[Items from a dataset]
---

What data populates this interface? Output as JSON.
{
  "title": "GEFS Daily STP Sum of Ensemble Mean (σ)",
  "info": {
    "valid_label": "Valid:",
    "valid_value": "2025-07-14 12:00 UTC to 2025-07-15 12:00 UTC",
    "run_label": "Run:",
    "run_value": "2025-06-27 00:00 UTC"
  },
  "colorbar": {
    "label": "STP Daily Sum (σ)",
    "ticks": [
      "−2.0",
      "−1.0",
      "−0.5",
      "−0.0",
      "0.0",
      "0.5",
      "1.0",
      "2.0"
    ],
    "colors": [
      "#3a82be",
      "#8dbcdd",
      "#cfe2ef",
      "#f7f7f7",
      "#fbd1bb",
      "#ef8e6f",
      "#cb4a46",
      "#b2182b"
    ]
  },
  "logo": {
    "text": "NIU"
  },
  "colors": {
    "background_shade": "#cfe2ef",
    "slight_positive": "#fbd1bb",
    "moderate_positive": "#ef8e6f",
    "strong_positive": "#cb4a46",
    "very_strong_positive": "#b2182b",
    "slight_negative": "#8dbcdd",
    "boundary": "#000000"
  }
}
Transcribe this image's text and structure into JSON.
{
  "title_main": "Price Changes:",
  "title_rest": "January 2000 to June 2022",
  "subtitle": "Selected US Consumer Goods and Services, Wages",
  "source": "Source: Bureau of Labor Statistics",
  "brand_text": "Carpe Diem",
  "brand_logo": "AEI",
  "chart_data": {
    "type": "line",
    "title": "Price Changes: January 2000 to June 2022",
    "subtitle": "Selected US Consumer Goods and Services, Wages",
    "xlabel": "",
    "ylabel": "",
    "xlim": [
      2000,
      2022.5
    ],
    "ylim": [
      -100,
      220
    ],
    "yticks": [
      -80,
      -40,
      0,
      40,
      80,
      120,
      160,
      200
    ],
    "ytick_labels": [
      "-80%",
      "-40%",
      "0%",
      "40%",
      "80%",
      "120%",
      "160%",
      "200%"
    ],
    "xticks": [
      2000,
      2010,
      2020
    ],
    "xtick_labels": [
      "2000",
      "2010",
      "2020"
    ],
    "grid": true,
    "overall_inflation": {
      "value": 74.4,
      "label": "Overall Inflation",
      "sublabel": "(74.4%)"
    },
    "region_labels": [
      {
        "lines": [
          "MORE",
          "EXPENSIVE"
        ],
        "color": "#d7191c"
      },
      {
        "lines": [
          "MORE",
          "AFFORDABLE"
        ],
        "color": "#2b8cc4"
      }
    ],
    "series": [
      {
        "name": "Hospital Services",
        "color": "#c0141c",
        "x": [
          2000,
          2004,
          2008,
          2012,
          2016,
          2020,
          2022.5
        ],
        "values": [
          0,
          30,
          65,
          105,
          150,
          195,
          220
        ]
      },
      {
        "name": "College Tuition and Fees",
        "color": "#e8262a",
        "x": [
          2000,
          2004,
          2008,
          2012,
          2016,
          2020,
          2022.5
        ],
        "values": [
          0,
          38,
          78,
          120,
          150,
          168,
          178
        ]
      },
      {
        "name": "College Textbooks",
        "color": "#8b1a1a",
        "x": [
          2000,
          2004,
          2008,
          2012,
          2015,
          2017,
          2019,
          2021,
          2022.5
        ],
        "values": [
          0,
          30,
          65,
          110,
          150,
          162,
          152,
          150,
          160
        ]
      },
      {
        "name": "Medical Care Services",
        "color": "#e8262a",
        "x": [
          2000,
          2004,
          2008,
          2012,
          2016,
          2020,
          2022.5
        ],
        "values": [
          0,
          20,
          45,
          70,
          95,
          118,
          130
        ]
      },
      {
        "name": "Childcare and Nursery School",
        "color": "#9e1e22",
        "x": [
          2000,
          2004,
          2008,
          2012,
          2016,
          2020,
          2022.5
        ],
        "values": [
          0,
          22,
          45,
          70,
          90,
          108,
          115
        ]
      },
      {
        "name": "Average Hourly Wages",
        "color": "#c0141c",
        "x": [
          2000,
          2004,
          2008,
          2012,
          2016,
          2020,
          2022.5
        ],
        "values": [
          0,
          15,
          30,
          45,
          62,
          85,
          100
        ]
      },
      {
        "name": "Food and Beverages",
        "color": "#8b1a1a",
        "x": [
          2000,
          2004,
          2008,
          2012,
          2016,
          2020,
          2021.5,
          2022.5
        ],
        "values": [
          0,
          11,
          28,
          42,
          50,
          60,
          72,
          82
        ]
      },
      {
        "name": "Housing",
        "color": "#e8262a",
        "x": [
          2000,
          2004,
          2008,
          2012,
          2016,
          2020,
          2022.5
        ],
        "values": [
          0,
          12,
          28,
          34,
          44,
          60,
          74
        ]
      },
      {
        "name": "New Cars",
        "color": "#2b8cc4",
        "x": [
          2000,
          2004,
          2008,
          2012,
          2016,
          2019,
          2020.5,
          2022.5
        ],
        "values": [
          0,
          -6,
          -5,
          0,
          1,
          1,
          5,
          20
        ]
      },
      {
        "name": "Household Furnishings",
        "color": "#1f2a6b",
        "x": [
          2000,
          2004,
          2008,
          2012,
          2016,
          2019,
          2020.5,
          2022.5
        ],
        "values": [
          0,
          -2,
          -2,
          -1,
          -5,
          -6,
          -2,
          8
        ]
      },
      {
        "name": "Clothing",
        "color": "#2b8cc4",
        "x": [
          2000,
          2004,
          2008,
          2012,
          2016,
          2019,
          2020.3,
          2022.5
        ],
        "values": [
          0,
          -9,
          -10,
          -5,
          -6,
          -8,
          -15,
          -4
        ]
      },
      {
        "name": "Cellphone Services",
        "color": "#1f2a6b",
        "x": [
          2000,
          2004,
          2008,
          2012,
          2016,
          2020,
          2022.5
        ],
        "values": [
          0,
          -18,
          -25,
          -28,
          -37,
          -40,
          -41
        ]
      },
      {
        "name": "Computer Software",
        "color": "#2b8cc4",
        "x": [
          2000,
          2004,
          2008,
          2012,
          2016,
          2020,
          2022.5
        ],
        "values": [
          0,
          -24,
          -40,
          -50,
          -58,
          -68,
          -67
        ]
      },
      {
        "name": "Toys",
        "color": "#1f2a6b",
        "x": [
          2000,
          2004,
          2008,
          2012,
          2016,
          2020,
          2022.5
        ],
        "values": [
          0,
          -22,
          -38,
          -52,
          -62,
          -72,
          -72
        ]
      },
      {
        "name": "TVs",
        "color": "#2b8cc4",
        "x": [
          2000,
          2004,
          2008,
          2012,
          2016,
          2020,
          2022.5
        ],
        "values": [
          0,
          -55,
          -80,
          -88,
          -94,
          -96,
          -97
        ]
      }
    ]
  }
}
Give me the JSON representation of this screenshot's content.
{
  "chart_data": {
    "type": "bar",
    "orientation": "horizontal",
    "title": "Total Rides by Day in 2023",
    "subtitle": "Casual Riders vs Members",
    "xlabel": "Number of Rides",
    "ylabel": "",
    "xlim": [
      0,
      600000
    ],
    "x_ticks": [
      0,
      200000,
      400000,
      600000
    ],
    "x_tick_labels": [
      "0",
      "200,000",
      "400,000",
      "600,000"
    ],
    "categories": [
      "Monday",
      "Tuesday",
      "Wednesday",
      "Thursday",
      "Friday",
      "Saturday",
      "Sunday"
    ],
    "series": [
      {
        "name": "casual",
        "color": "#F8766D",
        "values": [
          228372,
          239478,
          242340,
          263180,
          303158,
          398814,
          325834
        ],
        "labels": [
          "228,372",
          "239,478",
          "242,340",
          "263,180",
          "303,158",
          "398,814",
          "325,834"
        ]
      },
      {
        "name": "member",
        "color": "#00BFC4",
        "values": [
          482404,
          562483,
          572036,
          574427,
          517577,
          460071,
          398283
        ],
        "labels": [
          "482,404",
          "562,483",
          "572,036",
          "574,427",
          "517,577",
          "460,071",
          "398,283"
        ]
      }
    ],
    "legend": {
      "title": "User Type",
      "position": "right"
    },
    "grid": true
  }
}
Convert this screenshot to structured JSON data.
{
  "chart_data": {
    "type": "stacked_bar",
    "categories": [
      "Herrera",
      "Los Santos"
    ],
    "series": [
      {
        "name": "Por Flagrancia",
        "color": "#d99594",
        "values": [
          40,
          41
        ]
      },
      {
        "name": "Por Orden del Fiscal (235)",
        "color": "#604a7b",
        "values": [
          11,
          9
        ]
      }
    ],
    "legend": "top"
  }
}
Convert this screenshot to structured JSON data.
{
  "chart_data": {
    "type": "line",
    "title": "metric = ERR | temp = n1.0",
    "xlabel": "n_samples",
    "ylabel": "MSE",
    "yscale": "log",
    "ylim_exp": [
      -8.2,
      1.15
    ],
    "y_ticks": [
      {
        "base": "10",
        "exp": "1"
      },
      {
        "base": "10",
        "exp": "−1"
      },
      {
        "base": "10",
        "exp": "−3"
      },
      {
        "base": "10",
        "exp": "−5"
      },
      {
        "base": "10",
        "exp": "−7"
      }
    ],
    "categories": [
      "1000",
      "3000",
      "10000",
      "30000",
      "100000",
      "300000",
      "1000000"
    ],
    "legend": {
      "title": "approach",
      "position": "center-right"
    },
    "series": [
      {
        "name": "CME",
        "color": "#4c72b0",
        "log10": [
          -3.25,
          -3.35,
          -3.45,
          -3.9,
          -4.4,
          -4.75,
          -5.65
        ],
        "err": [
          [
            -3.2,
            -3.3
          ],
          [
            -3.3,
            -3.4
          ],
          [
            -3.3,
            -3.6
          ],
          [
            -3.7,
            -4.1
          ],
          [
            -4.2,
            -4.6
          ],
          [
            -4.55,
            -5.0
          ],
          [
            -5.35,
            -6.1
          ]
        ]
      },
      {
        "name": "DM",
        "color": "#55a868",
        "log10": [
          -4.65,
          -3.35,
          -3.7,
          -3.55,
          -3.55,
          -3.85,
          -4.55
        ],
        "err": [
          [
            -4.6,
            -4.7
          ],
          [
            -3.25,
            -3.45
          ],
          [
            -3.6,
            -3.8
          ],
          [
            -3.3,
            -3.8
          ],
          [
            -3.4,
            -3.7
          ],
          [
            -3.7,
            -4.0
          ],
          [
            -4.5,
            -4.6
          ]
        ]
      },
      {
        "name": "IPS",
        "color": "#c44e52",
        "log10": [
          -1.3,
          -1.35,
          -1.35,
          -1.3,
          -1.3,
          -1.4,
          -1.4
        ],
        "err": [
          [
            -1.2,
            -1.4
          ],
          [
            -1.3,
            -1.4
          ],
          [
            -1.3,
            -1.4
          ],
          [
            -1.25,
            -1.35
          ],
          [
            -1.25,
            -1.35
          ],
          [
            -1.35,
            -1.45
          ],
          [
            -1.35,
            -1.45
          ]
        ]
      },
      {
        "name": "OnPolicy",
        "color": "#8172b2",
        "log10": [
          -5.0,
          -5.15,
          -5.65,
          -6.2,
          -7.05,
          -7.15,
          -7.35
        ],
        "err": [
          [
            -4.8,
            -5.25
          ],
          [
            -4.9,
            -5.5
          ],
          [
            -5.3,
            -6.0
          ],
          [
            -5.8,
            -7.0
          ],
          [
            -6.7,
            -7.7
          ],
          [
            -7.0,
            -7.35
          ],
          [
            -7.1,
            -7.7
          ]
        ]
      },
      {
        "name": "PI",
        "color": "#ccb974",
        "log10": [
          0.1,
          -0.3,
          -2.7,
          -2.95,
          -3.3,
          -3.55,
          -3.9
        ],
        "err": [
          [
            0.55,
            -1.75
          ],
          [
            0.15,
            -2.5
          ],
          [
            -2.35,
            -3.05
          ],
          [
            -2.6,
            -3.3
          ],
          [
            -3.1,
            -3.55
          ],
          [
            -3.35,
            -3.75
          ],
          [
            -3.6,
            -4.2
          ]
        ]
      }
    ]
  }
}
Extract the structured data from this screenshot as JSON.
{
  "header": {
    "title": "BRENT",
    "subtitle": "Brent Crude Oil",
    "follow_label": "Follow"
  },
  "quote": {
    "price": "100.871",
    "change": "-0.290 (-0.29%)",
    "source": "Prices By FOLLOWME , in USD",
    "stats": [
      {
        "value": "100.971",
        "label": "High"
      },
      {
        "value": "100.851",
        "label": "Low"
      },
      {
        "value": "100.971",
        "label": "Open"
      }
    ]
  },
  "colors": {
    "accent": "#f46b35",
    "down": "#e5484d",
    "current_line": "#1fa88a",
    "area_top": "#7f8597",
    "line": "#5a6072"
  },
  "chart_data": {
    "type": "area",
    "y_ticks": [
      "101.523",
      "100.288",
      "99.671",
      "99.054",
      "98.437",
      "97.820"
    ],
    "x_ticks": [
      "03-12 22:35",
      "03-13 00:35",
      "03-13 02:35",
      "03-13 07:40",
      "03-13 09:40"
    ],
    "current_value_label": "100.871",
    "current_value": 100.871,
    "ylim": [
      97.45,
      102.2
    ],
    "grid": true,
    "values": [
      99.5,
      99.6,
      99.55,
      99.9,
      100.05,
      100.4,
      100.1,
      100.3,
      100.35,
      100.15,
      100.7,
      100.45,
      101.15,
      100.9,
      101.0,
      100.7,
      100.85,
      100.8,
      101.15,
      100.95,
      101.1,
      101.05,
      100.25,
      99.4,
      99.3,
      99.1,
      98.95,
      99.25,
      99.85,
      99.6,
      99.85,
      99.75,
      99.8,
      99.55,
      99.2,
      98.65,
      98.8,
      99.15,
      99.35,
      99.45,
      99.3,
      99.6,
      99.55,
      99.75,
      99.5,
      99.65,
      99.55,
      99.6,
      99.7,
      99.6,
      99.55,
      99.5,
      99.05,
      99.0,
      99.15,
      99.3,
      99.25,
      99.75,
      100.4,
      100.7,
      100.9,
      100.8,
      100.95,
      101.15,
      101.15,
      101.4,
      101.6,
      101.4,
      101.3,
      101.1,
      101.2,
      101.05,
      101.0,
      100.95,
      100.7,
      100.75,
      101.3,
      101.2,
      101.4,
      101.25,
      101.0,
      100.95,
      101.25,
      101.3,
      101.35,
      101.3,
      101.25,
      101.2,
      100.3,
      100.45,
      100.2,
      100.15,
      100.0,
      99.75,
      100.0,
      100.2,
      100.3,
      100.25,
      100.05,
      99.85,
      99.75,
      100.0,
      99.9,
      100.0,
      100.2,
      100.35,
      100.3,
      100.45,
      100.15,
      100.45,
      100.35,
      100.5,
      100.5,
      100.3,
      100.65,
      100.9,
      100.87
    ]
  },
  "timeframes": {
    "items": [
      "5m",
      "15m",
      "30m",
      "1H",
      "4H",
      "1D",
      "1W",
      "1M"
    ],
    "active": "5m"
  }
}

---

WHAT YOU HAVE TO DO
Isolate the lines above that contain the word "College" and copy them.

RESPONSE FOR THIS EXERCISE
        "name": "College Tuition and Fees",
        "name": "College Textbooks",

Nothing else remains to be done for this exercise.